Shares of medical instruments and supplies company AngioDynamics (ANGO -0.14%) have plunged nearly 25% in 2022, significantly underperforming the S&P 500, which is also down 7% this year.
Was the sell-off of AngioDynamics stock justified? More importantly, could its shares be a buy for growth investors at the current price? Let's dig into the company's fundamentals and valuation to address these questions.
Overcoming ongoing COVID-19 obstacles
When the Latham, NY-based medical devices company reported its second-quarter results earlier this month for the period ending Nov. 30, it beat analysts' sales estimates while falling short of the non-GAAP (adjusted) earnings-per-share (EPS) consensus.
AngioDynamics generated $78.3 million in revenue during Q2, which represents a 7.6% growth rate against the year-ago period. This narrowly beat the average analyst prediction of $77.9 million. So, how did the company accomplish this despite COVID-19 challenges from the delta variant throughout most of the quarter and the omicron variant during the last few days of the quarter?
The medical device segment, which comprises the majority of AngioDynamics' revenue, was basically flat in Q2. Revenue was up 0.8% against the second quarter of the prior year to $59.4 million. The fact that AngioDynamics was even able to grow its medical device segment revenue is impressive. That's because staffing shortages exacerbated by COVID once again led to pressure on elective procedures, bringing down their volumes. During the company's earnings call, CEO Jim Clemmer remarked that medical device revenue would have grown in the high-single digits when the $4 million backlog in elective procedures stemming from COVID disruptions were included.
The primary growth driver for AngioDynamics in Q2 came from its medical technology segment. This segment includes products such as Auryon (a peripheral artery disease treatment), NanoKnife (minimally invasive treatment for patients with advanced or inoperable cancers), and the company's AlphaVac Mechanical Thrombectomy device (for patients with blood clots).
AngioDynamics' higher gross margin medical technology segment managed to grow its revenue 36.4% year over year to $18.9 million in Q2. The huge growth of the medical technology segment helped advance its share of total revenue from 19% in the year-ago period to 24.1% in this fiscal year's Q2.
The company's medical technology segment is less impacted by supply chain challenges due to more robust supply chain planning, which explains its higher margins and growth compared to the medical device segment.
Moving to profitability, AngioDynamics recorded a non-generally accepted accounting principles (GAAP) loss per share of $0.02. This was compared to non-GAAP EPS of $0.01 in the year-ago period. AngioDynamics' net loss per share came in below analysts' expectations of $0.005 in non-GAAP EPS.
AngioDynamics' loss in Q2 can be explained by a 340-basis point decline in gross margin to 51.8%, which was due to increased labor and raw materials costs. However, it's worth noting that as the medical technology share of its business continues to grow, the company should become consistently profitable.
Plenty of liquidity to keep growing
AngioDynamics' ability to execute on its plan to become a predominantly medical technology business will require access to capital to continue innovating with new product launches.

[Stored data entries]

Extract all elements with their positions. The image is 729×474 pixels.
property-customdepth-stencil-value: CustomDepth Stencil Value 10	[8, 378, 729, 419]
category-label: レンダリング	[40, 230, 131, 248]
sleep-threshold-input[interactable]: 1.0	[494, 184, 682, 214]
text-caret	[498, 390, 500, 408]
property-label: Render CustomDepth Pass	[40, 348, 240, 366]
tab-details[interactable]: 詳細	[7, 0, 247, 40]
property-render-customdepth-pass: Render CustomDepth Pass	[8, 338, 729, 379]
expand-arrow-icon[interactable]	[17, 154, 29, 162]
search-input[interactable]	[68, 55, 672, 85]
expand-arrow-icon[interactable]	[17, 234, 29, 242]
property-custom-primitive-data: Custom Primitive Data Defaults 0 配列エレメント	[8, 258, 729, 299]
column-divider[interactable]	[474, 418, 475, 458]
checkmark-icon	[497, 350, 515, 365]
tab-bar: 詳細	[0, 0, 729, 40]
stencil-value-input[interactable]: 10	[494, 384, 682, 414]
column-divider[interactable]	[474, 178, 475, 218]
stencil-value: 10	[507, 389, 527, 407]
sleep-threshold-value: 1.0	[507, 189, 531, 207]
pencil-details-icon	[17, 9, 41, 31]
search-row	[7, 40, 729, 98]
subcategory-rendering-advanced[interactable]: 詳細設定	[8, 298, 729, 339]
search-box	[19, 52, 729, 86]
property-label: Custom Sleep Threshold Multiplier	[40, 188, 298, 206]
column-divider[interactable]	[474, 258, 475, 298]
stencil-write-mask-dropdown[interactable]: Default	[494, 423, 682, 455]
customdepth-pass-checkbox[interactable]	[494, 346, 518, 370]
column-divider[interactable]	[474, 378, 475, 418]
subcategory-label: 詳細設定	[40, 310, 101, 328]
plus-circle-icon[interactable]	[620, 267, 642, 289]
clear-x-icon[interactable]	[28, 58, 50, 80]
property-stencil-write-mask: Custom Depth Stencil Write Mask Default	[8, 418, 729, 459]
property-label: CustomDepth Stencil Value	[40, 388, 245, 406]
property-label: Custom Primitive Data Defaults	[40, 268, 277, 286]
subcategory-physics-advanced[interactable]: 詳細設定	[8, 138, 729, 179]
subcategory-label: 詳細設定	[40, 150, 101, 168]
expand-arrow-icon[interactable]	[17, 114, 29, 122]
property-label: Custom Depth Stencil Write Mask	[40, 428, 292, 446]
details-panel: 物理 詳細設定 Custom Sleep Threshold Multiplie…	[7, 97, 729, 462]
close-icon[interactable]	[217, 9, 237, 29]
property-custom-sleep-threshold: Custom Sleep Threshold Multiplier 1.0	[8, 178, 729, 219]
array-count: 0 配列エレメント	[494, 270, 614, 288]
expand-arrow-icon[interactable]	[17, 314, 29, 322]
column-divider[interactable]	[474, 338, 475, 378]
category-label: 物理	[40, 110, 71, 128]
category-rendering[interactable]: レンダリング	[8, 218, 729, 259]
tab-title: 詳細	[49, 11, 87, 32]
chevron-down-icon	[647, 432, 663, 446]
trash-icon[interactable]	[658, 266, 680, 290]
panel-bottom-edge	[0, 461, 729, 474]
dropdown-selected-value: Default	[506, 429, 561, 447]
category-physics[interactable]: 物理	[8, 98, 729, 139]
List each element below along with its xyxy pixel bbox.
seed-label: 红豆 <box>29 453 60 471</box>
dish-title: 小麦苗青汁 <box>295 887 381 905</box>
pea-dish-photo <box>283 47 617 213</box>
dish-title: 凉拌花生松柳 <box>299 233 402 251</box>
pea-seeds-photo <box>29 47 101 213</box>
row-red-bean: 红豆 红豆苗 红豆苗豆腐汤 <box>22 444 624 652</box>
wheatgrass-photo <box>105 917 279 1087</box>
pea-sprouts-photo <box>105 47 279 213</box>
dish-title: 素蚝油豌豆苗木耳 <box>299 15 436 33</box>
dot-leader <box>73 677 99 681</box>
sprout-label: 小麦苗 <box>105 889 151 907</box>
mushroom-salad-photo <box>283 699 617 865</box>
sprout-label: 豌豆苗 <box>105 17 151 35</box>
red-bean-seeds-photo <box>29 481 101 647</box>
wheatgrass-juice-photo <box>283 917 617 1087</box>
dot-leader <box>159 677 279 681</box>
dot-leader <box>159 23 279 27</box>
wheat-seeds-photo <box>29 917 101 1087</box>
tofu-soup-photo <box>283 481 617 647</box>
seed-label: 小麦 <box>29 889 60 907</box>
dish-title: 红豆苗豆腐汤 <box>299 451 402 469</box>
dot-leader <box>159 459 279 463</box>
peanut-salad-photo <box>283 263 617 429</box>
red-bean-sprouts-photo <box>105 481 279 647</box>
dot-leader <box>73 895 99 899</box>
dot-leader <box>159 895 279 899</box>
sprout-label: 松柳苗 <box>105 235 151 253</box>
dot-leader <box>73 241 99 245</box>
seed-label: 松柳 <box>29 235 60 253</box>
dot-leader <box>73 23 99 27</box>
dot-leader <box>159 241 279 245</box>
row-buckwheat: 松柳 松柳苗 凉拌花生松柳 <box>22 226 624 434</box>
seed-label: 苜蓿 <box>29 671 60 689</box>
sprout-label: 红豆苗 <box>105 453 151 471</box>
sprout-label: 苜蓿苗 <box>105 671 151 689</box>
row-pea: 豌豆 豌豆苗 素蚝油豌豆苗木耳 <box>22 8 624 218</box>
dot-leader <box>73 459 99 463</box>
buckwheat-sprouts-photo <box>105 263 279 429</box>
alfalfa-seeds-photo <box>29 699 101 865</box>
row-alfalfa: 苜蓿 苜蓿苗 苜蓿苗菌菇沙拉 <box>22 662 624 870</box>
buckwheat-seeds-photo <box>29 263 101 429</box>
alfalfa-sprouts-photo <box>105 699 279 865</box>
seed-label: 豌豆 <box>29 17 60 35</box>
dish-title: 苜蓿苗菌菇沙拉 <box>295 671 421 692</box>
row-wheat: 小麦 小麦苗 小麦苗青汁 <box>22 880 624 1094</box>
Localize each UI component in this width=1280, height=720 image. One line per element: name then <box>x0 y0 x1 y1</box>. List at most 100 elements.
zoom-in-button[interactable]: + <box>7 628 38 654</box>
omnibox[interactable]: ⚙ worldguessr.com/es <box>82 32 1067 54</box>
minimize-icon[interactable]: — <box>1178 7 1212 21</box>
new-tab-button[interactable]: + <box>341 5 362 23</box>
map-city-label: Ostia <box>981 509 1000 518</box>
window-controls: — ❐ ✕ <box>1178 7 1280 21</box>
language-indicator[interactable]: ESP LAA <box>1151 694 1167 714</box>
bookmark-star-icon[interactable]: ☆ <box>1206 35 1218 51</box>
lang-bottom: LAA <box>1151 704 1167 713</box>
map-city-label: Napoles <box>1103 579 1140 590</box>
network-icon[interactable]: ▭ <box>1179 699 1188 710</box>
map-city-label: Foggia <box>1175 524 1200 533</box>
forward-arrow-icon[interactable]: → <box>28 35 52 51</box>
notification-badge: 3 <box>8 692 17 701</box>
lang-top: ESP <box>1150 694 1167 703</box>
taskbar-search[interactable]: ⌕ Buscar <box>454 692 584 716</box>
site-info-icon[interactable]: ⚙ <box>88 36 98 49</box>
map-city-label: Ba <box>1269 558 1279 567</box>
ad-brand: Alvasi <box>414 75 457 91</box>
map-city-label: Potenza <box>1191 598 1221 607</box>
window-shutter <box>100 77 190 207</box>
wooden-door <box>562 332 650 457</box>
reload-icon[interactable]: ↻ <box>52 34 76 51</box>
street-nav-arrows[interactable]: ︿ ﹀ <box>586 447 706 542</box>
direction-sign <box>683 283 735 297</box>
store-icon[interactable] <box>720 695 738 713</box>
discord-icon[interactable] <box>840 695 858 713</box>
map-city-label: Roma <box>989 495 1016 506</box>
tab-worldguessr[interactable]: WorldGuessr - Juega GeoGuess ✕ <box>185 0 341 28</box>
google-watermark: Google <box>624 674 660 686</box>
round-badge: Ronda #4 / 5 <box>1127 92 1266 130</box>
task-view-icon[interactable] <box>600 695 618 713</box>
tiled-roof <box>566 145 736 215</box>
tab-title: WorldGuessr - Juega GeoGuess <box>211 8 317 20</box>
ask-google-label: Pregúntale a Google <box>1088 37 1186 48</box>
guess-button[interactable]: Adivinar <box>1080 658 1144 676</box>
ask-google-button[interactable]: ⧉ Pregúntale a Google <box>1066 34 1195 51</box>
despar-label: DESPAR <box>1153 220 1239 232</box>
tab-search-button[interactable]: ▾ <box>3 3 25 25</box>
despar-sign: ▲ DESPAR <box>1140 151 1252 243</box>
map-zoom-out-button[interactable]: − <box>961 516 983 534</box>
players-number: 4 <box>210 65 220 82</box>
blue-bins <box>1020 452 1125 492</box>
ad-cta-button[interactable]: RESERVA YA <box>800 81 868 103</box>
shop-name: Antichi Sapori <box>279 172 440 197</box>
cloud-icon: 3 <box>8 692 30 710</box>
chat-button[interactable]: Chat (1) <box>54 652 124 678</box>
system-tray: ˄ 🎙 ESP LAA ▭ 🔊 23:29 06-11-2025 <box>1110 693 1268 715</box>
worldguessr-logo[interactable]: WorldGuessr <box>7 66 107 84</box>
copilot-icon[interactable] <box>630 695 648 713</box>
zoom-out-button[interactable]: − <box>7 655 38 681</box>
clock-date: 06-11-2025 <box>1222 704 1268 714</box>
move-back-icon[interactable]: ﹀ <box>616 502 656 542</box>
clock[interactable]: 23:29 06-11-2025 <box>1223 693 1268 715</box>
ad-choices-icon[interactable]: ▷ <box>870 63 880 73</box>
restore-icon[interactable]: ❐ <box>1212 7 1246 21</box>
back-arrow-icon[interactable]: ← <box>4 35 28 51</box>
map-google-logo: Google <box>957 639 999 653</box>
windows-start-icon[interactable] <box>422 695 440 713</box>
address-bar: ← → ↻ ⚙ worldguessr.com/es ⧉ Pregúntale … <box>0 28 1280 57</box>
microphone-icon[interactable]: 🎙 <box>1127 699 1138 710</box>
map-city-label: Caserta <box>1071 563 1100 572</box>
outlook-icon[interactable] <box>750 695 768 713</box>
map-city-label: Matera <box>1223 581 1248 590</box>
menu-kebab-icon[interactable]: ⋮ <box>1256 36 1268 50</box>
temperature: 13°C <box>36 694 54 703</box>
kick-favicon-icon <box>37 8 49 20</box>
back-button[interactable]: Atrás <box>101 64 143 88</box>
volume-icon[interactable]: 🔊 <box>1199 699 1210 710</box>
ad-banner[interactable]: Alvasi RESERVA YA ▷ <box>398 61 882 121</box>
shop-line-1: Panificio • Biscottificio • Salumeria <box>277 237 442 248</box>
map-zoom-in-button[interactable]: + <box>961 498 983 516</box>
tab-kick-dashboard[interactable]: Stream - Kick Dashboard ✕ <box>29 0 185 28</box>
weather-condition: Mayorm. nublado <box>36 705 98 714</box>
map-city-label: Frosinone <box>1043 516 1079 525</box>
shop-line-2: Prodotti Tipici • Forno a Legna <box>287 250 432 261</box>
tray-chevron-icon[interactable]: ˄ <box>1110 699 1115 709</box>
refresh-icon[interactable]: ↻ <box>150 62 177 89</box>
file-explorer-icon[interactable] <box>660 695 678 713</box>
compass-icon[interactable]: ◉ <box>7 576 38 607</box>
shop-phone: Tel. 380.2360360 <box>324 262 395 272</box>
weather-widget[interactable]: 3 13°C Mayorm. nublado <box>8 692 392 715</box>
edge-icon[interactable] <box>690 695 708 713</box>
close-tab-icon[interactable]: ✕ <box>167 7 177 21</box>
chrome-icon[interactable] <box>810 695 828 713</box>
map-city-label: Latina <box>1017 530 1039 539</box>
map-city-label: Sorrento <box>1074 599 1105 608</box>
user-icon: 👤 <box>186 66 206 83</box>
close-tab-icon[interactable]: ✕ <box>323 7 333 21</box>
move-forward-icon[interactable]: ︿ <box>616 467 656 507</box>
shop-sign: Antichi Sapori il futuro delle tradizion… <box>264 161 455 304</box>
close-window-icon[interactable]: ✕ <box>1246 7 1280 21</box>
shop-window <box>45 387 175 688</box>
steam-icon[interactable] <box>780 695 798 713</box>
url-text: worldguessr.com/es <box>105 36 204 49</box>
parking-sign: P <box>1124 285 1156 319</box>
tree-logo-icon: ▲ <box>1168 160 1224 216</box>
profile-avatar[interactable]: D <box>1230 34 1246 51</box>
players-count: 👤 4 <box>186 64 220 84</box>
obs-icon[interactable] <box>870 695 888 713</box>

» WORK TASK
According to the AngioDynamics stock article, why was it impressive that the medical device segment grew its revenue at all in Q2?

» ANSWER SPACE
Staffing shortages made worse by COVID again put pressure on elective procedures and brought their volumes down. Even so, the segment's revenue rose 0.8% from the prior year's second quarter to $59.4 million.